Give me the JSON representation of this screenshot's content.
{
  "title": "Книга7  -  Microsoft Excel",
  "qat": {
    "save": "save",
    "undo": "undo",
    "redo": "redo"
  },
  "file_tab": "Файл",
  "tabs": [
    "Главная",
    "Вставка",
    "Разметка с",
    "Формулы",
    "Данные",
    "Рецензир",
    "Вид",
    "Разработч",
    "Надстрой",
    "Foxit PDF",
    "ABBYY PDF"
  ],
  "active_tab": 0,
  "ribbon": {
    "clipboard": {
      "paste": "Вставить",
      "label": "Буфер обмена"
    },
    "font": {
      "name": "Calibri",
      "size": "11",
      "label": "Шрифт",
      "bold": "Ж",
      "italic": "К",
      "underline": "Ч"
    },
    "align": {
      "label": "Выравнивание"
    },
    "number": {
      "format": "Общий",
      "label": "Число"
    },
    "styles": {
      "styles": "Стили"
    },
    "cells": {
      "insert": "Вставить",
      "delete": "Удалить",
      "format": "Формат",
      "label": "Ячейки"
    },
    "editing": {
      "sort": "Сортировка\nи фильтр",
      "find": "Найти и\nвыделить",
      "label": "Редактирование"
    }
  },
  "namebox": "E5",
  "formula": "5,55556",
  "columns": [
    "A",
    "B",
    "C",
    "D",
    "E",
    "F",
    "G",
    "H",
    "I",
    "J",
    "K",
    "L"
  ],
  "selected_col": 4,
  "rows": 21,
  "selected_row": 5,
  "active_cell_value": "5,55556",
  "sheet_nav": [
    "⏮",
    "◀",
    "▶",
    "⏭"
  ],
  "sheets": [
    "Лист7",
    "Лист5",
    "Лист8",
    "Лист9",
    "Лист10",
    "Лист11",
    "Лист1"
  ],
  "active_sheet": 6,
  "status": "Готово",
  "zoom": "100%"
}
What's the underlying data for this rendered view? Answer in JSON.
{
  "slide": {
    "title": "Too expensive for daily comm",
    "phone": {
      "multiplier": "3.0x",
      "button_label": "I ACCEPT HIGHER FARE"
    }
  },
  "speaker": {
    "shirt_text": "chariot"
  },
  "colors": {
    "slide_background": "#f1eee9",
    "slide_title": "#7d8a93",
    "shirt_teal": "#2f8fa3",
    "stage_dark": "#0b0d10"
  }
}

■ **Problem to solve**
Copy out the whole listing exactly.

■ **Task response**
Give me the JSON representation of this screenshot's content.
{
  "title": "Книга7  -  Microsoft Excel",
  "qat": {
    "save": "save",
    "undo": "undo",
    "redo": "redo"
  },
  "file_tab": "Файл",
  "tabs": [
    "Главная",
    "Вставка",
    "Разметка с",
    "Формулы",
    "Данные",
    "Рецензир",
    "Вид",
    "Разработч",
    "Надстрой",
    "Foxit PDF",
    "ABBYY PDF"
  ],
  "active_tab": 0,
  "ribbon": {
    "clipboard": {
      "paste": "Вставить",
      "label": "Буфер обмена"
    },
    "font": {
      "name": "Calibri",
      "size": "11",
      "label": "Шрифт",
      "bold": "Ж",
      "italic": "К",
      "underline": "Ч"
    },
    "align": {
      "label": "Выравнивание"
    },
    "number": {
      "format": "Общий",
      "label": "Число"
    },
    "styles": {
      "styles": "Стили"
    },
    "cells": {
      "insert": "Вставить",
      "delete": "Удалить",
      "format": "Формат",
      "label": "Ячейки"
    },
    "editing": {
      "sort": "Сортировка\nи фильтр",
      "find": "Найти и\nвыделить",
      "label": "Редактирование"
    }
  },
  "namebox": "E5",
  "formula": "5,55556",
  "columns": [
    "A",
    "B",
    "C",
    "D",
    "E",
    "F",
    "G",
    "H",
    "I",
    "J",
    "K",
    "L"
  ],
  "selected_col": 4,
  "rows": 21,
  "selected_row": 5,
  "active_cell_value": "5,55556",
  "sheet_nav": [
    "⏮",
    "◀",
    "▶",
    "⏭"
  ],
  "sheets": [
    "Лист7",
    "Лист5",
    "Лист8",
    "Лист9",
    "Лист10",
    "Лист11",
    "Лист1"
  ],
  "active_sheet": 6,
  "status": "Готово",
  "zoom": "100%"
}
What's the underlying data for this rendered view? Answer in JSON.
{
  "slide": {
    "title": "Too expensive for daily comm",
    "phone": {
      "multiplier": "3.0x",
      "button_label": "I ACCEPT HIGHER FARE"
    }
  },
  "speaker": {
    "shirt_text": "chariot"
  },
  "colors": {
    "slide_background": "#f1eee9",
    "slide_title": "#7d8a93",
    "shirt_teal": "#2f8fa3",
    "stage_dark": "#0b0d10"
  }
}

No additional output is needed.